» Recorded information:
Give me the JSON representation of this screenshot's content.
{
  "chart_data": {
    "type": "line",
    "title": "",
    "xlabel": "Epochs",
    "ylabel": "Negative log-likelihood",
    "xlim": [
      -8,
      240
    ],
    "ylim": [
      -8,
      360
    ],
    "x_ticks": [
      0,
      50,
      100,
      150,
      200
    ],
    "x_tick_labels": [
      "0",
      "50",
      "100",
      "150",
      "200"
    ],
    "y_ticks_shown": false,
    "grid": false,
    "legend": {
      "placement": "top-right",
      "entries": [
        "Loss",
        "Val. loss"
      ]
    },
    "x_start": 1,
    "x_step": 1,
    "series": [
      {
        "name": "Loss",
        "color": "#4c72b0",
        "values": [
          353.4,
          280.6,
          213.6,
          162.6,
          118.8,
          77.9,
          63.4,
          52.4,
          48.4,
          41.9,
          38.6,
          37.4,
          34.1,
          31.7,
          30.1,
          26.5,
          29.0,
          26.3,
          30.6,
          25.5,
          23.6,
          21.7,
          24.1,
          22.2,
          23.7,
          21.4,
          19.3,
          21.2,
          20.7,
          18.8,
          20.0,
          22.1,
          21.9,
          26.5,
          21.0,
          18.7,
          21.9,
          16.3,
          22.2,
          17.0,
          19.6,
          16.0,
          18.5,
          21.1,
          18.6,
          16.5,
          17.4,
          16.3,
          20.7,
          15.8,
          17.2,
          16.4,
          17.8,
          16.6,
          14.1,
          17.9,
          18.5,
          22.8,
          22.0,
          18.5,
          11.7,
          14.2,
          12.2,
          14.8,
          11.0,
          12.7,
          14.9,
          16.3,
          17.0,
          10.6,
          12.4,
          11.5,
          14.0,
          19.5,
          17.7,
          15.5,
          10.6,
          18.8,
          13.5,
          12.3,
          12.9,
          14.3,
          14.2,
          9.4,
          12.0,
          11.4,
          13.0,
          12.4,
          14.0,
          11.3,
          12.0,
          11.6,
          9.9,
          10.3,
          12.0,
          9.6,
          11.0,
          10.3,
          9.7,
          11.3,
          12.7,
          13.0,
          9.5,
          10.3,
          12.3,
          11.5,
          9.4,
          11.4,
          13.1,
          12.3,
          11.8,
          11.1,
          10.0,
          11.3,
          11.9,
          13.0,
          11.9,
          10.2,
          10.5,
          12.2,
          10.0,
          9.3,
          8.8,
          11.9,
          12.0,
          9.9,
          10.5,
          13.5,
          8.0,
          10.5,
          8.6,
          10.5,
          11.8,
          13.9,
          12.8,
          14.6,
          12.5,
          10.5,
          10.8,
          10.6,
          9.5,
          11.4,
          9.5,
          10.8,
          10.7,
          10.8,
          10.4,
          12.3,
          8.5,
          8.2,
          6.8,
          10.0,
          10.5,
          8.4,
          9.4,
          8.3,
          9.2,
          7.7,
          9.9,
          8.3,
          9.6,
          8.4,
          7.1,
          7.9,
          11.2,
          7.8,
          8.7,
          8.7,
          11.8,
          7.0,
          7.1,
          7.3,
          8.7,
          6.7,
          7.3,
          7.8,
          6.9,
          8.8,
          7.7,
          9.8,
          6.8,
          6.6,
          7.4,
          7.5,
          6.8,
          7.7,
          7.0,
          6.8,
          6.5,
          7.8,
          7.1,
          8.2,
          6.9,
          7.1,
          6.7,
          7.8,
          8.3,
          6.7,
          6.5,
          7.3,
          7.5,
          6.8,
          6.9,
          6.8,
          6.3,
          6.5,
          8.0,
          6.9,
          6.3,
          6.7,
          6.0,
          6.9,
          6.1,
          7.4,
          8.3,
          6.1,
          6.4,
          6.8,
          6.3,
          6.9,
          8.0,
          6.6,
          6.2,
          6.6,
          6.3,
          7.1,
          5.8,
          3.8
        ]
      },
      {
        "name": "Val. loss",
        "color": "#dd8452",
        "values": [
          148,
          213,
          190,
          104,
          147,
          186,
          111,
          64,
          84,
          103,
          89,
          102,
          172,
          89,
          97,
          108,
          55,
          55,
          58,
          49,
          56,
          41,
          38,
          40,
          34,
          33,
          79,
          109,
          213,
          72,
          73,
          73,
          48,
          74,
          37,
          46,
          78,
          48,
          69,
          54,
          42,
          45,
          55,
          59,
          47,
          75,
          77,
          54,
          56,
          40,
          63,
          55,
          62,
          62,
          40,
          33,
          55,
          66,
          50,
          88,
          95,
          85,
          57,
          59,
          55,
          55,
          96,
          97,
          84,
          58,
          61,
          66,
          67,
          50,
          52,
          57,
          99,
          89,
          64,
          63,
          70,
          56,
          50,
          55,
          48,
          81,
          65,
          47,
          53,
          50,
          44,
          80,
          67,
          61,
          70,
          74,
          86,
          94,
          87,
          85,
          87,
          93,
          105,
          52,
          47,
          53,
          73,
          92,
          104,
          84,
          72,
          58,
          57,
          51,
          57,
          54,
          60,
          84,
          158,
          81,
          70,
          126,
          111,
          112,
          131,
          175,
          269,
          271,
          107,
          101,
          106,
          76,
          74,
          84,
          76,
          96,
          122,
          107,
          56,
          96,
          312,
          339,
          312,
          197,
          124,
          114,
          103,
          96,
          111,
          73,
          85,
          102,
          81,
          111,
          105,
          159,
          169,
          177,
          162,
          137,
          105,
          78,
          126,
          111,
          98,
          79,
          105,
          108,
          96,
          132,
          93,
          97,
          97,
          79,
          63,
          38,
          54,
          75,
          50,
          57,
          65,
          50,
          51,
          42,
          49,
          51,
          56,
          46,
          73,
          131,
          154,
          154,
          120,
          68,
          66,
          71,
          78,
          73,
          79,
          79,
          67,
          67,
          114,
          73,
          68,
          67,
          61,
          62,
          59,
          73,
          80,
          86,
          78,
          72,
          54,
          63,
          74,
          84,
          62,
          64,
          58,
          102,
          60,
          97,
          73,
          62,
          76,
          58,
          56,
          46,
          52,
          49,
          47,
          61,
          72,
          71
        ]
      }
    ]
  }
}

» Work required: Reproduce the complete data exactly as presented above.

» Response to the exercise:
Give me the JSON representation of this screenshot's content.
{
  "chart_data": {
    "type": "line",
    "title": "",
    "xlabel": "Epochs",
    "ylabel": "Negative log-likelihood",
    "xlim": [
      -8,
      240
    ],
    "ylim": [
      -8,
      360
    ],
    "x_ticks": [
      0,
      50,
      100,
      150,
      200
    ],
    "x_tick_labels": [
      "0",
      "50",
      "100",
      "150",
      "200"
    ],
    "y_ticks_shown": false,
    "grid": false,
    "legend": {
      "placement": "top-right",
      "entries": [
        "Loss",
        "Val. loss"
      ]
    },
    "x_start": 1,
    "x_step": 1,
    "series": [
      {
        "name": "Loss",
        "color": "#4c72b0",
        "values": [
          353.4,
          280.6,
          213.6,
          162.6,
          118.8,
          77.9,
          63.4,
          52.4,
          48.4,
          41.9,
          38.6,
          37.4,
          34.1,
          31.7,
          30.1,
          26.5,
          29.0,
          26.3,
          30.6,
          25.5,
          23.6,
          21.7,
          24.1,
          22.2,
          23.7,
          21.4,
          19.3,
          21.2,
          20.7,
          18.8,
          20.0,
          22.1,
          21.9,
          26.5,
          21.0,
          18.7,
          21.9,
          16.3,
          22.2,
          17.0,
          19.6,
          16.0,
          18.5,
          21.1,
          18.6,
          16.5,
          17.4,
          16.3,
          20.7,
          15.8,
          17.2,
          16.4,
          17.8,
          16.6,
          14.1,
          17.9,
          18.5,
          22.8,
          22.0,
          18.5,
          11.7,
          14.2,
          12.2,
          14.8,
          11.0,
          12.7,
          14.9,
          16.3,
          17.0,
          10.6,
          12.4,
          11.5,
          14.0,
          19.5,
          17.7,
          15.5,
          10.6,
          18.8,
          13.5,
          12.3,
          12.9,
          14.3,
          14.2,
          9.4,
          12.0,
          11.4,
          13.0,
          12.4,
          14.0,
          11.3,
          12.0,
          11.6,
          9.9,
          10.3,
          12.0,
          9.6,
          11.0,
          10.3,
          9.7,
          11.3,
          12.7,
          13.0,
          9.5,
          10.3,
          12.3,
          11.5,
          9.4,
          11.4,
          13.1,
          12.3,
          11.8,
          11.1,
          10.0,
          11.3,
          11.9,
          13.0,
          11.9,
          10.2,
          10.5,
          12.2,
          10.0,
          9.3,
          8.8,
          11.9,
          12.0,
          9.9,
          10.5,
          13.5,
          8.0,
          10.5,
          8.6,
          10.5,
          11.8,
          13.9,
          12.8,
          14.6,
          12.5,
          10.5,
          10.8,
          10.6,
          9.5,
          11.4,
          9.5,
          10.8,
          10.7,
          10.8,
          10.4,
          12.3,
          8.5,
          8.2,
          6.8,
          10.0,
          10.5,
          8.4,
          9.4,
          8.3,
          9.2,
          7.7,
          9.9,
          8.3,
          9.6,
          8.4,
          7.1,
          7.9,
          11.2,
          7.8,
          8.7,
          8.7,
          11.8,
          7.0,
          7.1,
          7.3,
          8.7,
          6.7,
          7.3,
          7.8,
          6.9,
          8.8,
          7.7,
          9.8,
          6.8,
          6.6,
          7.4,
          7.5,
          6.8,
          7.7,
          7.0,
          6.8,
          6.5,
          7.8,
          7.1,
          8.2,
          6.9,
          7.1,
          6.7,
          7.8,
          8.3,
          6.7,
          6.5,
          7.3,
          7.5,
          6.8,
          6.9,
          6.8,
          6.3,
          6.5,
          8.0,
          6.9,
          6.3,
          6.7,
          6.0,
          6.9,
          6.1,
          7.4,
          8.3,
          6.1,
          6.4,
          6.8,
          6.3,
          6.9,
          8.0,
          6.6,
          6.2,
          6.6,
          6.3,
          7.1,
          5.8,
          3.8
        ]
      },
      {
        "name": "Val. loss",
        "color": "#dd8452",
        "values": [
          148,
          213,
          190,
          104,
          147,
          186,
          111,
          64,
          84,
          103,
          89,
          102,
          172,
          89,
          97,
          108,
          55,
          55,
          58,
          49,
          56,
          41,
          38,
          40,
          34,
          33,
          79,
          109,
          213,
          72,
          73,
          73,
          48,
          74,
          37,
          46,
          78,
          48,
          69,
          54,
          42,
          45,
          55,
          59,
          47,
          75,
          77,
          54,
          56,
          40,
          63,
          55,
          62,
          62,
          40,
          33,
          55,
          66,
          50,
          88,
          95,
          85,
          57,
          59,
          55,
          55,
          96,
          97,
          84,
          58,
          61,
          66,
          67,
          50,
          52,
          57,
          99,
          89,
          64,
          63,
          70,
          56,
          50,
          55,
          48,
          81,
          65,
          47,
          53,
          50,
          44,
          80,
          67,
          61,
          70,
          74,
          86,
          94,
          87,
          85,
          87,
          93,
          105,
          52,
          47,
          53,
          73,
          92,
          104,
          84,
          72,
          58,
          57,
          51,
          57,
          54,
          60,
          84,
          158,
          81,
          70,
          126,
          111,
          112,
          131,
          175,
          269,
          271,
          107,
          101,
          106,
          76,
          74,
          84,
          76,
          96,
          122,
          107,
          56,
          96,
          312,
          339,
          312,
          197,
          124,
          114,
          103,
          96,
          111,
          73,
          85,
          102,
          81,
          111,
          105,
          159,
          169,
          177,
          162,
          137,
          105,
          78,
          126,
          111,
          98,
          79,
          105,
          108,
          96,
          132,
          93,
          97,
          97,
          79,
          63,
          38,
          54,
          75,
          50,
          57,
          65,
          50,
          51,
          42,
          49,
          51,
          56,
          46,
          73,
          131,
          154,
          154,
          120,
          68,
          66,
          71,
          78,
          73,
          79,
          79,
          67,
          67,
          114,
          73,
          68,
          67,
          61,
          62,
          59,
          73,
          80,
          86,
          78,
          72,
          54,
          63,
          74,
          84,
          62,
          64,
          58,
          102,
          60,
          97,
          73,
          62,
          76,
          58,
          56,
          46,
          52,
          49,
          47,
          61,
          72,
          71
        ]
      }
    ]
  }
}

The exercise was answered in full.